DATA –
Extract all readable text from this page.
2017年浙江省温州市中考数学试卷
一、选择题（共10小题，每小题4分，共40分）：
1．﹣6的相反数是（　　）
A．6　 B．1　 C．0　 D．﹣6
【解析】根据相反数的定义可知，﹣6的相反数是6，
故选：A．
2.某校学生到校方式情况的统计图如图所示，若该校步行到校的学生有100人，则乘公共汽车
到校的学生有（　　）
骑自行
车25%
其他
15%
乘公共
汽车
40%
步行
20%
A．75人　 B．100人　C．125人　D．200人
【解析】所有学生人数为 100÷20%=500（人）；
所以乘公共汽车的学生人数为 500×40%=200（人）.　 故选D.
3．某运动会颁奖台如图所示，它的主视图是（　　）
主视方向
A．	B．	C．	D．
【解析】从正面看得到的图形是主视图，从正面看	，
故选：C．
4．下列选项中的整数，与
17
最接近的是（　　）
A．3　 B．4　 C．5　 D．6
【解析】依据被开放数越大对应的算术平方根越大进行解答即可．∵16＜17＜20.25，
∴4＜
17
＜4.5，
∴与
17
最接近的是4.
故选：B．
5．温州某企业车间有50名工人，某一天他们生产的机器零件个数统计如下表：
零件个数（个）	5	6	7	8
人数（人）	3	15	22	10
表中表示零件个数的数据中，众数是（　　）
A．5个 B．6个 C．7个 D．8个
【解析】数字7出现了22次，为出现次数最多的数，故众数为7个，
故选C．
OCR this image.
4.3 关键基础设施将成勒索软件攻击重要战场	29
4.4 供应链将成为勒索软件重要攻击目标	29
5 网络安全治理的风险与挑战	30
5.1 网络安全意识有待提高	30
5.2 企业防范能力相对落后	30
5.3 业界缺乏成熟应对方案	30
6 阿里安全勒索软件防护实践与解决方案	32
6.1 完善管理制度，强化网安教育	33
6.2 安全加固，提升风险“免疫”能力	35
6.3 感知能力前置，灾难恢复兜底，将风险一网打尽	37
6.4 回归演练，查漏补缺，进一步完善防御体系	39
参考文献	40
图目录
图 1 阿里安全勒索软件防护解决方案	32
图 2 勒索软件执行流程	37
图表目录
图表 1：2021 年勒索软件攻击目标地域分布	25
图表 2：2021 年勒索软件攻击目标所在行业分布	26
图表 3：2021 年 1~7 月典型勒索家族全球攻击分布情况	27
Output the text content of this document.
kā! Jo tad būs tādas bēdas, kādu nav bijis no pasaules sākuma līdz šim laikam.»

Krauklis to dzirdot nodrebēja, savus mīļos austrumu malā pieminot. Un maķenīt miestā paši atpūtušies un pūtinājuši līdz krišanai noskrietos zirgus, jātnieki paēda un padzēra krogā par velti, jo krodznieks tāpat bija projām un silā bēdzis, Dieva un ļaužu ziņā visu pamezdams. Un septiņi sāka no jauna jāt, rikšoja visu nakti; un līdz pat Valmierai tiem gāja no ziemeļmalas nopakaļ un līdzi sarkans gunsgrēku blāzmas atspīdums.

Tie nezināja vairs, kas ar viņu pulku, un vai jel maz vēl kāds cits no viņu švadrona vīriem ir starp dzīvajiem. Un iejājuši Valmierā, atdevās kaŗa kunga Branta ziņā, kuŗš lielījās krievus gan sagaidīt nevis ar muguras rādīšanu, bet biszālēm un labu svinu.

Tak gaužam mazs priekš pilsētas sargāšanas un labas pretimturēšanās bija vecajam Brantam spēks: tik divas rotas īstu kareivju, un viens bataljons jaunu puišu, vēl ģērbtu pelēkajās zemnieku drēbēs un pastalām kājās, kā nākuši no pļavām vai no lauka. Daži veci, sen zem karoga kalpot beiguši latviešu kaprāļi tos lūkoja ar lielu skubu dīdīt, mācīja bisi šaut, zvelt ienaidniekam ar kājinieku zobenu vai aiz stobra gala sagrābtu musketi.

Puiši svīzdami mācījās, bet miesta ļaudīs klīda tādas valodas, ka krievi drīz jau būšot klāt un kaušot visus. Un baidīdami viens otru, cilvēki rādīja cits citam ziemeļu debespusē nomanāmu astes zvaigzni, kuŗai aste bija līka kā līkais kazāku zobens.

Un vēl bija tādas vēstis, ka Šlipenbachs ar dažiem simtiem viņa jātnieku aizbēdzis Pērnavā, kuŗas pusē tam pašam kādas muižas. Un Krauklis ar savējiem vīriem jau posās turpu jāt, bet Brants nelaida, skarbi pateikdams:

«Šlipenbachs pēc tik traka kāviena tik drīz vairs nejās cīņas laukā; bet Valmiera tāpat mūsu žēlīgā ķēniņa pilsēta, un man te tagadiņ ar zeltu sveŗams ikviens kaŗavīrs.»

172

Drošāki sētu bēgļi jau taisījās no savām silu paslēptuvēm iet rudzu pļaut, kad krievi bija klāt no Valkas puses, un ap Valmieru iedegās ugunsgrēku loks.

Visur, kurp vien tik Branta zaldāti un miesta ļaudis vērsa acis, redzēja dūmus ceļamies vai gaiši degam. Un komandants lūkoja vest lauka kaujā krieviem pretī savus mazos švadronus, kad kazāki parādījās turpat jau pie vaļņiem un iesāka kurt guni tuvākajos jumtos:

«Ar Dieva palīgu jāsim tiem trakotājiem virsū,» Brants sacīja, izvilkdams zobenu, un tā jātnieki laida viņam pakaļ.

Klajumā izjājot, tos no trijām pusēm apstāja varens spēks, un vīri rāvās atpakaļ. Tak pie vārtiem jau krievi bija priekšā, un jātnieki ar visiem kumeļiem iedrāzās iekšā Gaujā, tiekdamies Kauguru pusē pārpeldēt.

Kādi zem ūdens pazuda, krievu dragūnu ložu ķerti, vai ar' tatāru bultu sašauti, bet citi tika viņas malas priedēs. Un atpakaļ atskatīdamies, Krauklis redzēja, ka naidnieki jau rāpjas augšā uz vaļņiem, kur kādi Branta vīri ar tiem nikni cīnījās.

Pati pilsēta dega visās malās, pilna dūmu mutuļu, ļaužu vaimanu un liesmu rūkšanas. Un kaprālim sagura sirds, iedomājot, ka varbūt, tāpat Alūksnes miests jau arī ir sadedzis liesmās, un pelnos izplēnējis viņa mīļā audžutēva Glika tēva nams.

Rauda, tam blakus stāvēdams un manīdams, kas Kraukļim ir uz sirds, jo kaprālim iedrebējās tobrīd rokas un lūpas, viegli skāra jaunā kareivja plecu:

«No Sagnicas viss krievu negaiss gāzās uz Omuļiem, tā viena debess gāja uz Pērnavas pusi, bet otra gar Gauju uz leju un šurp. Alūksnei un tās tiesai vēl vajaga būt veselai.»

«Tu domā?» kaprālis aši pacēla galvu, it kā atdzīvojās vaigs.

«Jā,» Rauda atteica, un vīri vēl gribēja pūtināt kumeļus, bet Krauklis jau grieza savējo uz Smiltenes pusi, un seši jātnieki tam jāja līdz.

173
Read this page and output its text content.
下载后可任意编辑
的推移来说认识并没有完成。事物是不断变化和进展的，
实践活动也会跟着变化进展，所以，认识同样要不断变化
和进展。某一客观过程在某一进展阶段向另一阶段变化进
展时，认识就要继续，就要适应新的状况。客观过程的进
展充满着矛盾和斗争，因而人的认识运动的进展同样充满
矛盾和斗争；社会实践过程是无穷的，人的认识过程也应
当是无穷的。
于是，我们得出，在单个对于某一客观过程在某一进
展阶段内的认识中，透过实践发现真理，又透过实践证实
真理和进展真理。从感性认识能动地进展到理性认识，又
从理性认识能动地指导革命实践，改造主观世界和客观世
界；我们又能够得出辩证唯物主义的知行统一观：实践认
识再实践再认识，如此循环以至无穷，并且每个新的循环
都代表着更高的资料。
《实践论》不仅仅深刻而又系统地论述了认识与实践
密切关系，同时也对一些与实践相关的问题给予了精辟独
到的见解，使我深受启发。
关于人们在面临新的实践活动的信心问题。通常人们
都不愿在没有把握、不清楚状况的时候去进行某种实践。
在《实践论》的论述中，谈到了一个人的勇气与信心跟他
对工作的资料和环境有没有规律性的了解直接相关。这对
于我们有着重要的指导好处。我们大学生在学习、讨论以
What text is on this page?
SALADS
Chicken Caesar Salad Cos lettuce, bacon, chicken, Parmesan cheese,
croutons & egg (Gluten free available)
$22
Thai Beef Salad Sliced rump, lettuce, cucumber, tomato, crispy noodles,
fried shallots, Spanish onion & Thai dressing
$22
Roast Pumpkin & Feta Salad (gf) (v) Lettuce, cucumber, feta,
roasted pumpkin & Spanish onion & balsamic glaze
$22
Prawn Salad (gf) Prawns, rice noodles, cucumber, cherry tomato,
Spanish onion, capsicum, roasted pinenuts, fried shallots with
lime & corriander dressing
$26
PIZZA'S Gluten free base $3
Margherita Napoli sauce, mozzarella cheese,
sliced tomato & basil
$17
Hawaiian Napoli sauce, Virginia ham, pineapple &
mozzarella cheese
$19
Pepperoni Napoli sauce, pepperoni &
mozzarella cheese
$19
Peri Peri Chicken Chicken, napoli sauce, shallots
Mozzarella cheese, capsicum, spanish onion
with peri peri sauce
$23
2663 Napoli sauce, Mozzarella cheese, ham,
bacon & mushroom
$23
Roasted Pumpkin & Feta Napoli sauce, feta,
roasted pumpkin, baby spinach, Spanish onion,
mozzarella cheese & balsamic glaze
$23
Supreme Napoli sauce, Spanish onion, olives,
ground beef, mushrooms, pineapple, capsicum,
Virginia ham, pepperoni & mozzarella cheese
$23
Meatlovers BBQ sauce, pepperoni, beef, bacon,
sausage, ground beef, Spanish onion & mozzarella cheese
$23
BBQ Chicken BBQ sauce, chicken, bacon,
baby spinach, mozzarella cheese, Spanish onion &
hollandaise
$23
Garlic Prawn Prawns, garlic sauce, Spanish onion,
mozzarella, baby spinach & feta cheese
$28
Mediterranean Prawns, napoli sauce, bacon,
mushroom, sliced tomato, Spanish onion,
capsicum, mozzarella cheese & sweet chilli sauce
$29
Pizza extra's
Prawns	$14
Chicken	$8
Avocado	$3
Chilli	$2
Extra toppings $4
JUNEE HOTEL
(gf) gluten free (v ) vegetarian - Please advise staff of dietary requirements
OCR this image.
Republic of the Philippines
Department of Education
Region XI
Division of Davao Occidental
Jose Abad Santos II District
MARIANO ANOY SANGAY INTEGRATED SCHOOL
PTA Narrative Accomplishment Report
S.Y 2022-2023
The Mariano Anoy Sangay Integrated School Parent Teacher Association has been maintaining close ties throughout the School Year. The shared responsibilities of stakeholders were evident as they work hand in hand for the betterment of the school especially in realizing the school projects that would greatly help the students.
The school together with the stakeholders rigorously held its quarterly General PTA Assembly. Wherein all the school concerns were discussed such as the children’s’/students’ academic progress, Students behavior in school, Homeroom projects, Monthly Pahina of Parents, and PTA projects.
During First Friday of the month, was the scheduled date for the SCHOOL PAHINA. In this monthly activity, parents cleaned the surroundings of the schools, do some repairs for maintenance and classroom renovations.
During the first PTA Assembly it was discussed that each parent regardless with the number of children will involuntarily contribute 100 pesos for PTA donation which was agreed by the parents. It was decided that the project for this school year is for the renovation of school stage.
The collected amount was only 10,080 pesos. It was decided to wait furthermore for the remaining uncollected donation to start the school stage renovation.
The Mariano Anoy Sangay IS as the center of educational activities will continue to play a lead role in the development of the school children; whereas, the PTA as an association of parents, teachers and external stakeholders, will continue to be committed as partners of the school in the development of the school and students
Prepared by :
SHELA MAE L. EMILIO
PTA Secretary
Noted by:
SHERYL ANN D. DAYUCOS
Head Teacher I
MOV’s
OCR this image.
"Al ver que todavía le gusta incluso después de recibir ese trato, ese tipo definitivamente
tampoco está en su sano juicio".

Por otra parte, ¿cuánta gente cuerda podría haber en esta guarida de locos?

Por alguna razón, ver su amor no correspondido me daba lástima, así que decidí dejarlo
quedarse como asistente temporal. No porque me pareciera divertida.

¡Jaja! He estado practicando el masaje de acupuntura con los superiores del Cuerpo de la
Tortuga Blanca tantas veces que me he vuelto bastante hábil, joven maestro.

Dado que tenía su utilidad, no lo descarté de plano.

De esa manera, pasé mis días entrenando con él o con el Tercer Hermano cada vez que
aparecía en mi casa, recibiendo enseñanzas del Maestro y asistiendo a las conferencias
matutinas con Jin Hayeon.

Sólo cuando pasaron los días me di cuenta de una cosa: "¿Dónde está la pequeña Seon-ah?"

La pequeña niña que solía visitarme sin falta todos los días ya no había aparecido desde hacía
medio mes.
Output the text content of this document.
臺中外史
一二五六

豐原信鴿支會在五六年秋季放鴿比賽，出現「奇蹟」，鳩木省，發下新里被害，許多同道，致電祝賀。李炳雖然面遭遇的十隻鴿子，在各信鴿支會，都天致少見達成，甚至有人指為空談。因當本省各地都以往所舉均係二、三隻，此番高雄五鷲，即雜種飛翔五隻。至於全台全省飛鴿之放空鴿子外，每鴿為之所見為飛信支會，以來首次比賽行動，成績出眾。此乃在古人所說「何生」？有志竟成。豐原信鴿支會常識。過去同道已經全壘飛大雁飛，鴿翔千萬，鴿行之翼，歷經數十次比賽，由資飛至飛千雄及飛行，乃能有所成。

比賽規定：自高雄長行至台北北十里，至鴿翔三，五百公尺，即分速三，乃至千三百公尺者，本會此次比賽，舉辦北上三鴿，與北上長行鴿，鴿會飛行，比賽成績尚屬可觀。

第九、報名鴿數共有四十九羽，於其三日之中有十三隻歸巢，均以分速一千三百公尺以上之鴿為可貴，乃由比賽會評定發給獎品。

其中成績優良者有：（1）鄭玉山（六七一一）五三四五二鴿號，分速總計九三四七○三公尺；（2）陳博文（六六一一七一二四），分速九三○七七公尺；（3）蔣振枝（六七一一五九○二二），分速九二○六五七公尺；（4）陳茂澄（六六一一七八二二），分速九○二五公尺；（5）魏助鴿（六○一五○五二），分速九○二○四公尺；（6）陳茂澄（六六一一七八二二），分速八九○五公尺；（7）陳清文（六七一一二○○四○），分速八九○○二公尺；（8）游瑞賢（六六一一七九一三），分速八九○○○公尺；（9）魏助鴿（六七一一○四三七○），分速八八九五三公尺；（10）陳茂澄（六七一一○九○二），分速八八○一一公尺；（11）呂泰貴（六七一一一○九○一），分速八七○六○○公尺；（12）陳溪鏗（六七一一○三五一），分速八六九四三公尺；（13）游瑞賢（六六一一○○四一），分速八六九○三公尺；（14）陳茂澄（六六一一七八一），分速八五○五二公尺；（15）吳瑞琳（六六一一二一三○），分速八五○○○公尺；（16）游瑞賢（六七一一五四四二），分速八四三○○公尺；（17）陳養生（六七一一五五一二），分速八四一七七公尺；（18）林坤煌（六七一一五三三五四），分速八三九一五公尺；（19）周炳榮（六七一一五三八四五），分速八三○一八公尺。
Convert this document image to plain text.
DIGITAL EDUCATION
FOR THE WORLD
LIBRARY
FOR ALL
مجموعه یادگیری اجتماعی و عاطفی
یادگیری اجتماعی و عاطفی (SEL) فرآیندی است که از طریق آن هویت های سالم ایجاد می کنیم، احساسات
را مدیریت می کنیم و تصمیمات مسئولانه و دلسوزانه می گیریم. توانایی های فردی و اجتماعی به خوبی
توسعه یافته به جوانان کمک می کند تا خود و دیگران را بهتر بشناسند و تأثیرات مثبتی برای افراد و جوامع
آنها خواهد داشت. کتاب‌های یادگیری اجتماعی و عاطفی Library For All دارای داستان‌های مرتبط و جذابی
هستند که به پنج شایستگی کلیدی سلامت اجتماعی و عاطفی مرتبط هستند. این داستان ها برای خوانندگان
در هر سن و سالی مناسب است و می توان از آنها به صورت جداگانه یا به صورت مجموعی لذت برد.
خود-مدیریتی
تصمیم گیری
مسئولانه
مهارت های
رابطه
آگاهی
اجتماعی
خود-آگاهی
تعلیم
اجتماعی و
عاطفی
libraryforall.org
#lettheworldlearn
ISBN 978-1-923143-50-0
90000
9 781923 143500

DO THIS –
Among the entries above, how many lines hold the string "noodles"? Respond with nothing but the number.

EXPECTED ANSWER –
2